=== RECORD SET ===

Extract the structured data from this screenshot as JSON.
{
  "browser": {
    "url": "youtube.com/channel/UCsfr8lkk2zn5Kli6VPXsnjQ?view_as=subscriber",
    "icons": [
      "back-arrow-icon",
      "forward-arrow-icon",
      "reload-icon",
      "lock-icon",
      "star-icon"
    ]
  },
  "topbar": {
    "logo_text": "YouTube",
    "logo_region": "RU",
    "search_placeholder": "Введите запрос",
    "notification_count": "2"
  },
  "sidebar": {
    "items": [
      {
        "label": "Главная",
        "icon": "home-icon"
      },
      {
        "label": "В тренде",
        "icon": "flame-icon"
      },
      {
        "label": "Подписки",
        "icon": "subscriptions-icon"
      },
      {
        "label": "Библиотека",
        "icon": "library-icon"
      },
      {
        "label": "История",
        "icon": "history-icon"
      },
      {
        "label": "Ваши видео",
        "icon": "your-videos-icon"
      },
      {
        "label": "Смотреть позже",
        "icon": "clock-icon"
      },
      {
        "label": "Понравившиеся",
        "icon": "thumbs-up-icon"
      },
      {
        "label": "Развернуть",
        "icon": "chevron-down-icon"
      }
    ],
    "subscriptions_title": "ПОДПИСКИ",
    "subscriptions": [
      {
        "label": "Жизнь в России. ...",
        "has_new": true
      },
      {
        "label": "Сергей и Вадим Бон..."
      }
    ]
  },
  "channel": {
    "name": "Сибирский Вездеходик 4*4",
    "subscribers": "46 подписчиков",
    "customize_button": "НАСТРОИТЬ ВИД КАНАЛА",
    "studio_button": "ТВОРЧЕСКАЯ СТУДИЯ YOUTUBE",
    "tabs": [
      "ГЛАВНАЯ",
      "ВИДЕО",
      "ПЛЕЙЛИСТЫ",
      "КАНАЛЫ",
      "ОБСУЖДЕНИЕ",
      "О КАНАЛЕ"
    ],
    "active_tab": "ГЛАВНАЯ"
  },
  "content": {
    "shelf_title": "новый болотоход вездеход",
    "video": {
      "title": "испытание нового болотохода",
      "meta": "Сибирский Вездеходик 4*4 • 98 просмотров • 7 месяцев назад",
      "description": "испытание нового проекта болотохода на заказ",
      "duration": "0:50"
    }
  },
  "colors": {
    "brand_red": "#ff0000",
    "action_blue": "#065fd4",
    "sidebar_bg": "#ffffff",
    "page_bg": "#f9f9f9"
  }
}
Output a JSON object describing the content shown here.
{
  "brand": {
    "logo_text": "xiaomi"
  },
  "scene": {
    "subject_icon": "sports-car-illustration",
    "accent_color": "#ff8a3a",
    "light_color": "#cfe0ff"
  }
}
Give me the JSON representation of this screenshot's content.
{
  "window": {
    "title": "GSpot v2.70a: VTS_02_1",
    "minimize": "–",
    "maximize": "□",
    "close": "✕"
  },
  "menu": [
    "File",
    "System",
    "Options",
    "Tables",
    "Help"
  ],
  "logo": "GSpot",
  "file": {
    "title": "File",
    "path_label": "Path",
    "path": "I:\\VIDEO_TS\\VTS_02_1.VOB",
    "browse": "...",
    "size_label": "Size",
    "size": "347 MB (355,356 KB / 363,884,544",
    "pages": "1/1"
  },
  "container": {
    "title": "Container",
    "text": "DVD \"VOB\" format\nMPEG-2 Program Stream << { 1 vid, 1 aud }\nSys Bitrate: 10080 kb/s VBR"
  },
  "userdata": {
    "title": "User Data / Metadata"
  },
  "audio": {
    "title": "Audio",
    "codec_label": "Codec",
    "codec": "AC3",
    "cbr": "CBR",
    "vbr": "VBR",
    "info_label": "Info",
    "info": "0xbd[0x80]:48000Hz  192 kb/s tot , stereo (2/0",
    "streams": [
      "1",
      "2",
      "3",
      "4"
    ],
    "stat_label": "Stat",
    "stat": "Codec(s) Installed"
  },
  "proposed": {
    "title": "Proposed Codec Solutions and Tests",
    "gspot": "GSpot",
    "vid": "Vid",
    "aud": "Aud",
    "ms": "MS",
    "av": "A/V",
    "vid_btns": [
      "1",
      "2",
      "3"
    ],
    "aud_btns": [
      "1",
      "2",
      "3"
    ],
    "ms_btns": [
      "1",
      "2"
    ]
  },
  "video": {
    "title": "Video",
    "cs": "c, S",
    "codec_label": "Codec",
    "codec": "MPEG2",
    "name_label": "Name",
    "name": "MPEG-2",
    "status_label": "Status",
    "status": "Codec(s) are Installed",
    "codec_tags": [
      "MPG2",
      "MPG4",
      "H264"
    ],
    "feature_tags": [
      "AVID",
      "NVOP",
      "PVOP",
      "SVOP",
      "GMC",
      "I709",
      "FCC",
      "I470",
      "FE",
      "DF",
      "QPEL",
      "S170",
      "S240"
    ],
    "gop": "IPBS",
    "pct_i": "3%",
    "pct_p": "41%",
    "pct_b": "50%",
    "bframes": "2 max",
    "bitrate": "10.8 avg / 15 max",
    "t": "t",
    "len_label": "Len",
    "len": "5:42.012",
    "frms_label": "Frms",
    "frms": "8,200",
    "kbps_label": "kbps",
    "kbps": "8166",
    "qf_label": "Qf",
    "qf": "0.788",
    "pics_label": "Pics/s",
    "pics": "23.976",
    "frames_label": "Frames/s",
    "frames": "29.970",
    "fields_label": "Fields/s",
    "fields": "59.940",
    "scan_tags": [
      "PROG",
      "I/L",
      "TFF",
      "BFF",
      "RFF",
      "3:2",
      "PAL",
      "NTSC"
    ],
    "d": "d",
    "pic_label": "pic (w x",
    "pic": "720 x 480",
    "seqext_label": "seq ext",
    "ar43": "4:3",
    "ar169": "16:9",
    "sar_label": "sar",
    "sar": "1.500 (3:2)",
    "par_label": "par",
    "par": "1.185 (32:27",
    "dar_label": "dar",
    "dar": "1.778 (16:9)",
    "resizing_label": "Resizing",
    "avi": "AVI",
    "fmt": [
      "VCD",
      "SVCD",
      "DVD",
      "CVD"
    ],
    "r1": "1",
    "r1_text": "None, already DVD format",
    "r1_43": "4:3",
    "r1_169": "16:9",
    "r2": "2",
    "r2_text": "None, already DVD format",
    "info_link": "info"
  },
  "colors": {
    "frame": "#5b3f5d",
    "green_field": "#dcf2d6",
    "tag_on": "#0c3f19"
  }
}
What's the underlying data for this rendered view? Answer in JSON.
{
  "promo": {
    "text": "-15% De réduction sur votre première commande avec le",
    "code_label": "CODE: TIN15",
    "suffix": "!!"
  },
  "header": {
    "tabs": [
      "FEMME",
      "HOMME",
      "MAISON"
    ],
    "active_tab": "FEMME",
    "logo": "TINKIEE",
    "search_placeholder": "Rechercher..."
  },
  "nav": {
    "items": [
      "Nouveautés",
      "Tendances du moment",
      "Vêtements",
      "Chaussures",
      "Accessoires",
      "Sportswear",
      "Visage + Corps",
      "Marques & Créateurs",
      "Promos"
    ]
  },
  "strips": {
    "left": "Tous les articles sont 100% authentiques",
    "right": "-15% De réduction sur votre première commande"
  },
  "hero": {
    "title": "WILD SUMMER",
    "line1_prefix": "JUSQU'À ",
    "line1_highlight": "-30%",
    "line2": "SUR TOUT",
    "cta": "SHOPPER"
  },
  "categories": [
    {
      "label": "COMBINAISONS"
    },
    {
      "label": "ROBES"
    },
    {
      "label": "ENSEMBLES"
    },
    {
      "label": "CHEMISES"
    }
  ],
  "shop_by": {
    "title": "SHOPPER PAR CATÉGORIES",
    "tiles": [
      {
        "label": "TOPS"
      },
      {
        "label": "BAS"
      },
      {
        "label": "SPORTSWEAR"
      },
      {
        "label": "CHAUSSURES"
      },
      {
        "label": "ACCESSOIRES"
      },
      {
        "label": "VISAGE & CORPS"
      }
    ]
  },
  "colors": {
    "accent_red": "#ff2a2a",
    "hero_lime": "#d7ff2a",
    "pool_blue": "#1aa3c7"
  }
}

===

> EXERCISE INSTRUCTIONS:
Quote exactly what appears from the line containing "What's the underlying" through the final line of the listing above, including both of those lines.

> OUTPUT OF THE TASK:
What's the underlying data for this rendered view? Answer in JSON.
{
  "promo": {
    "text": "-15% De réduction sur votre première commande avec le",
    "code_label": "CODE: TIN15",
    "suffix": "!!"
  },
  "header": {
    "tabs": [
      "FEMME",
      "HOMME",
      "MAISON"
    ],
    "active_tab": "FEMME",
    "logo": "TINKIEE",
    "search_placeholder": "Rechercher..."
  },
  "nav": {
    "items": [
      "Nouveautés",
      "Tendances du moment",
      "Vêtements",
      "Chaussures",
      "Accessoires",
      "Sportswear",
      "Visage + Corps",
      "Marques & Créateurs",
      "Promos"
    ]
  },
  "strips": {
    "left": "Tous les articles sont 100% authentiques",
    "right": "-15% De réduction sur votre première commande"
  },
  "hero": {
    "title": "WILD SUMMER",
    "line1_prefix": "JUSQU'À ",
    "line1_highlight": "-30%",
    "line2": "SUR TOUT",
    "cta": "SHOPPER"
  },
  "categories": [
    {
      "label": "COMBINAISONS"
    },
    {
      "label": "ROBES"
    },
    {
      "label": "ENSEMBLES"
    },
    {
      "label": "CHEMISES"
    }
  ],
  "shop_by": {
    "title": "SHOPPER PAR CATÉGORIES",
    "tiles": [
      {
        "label": "TOPS"
      },
      {
        "label": "BAS"
      },
      {
        "label": "SPORTSWEAR"
      },
      {
        "label": "CHAUSSURES"
      },
      {
        "label": "ACCESSOIRES"
      },
      {
        "label": "VISAGE & CORPS"
      }
    ]
  },
  "colors": {
    "accent_red": "#ff2a2a",
    "hero_lime": "#d7ff2a",
    "pool_blue": "#1aa3c7"
  }
}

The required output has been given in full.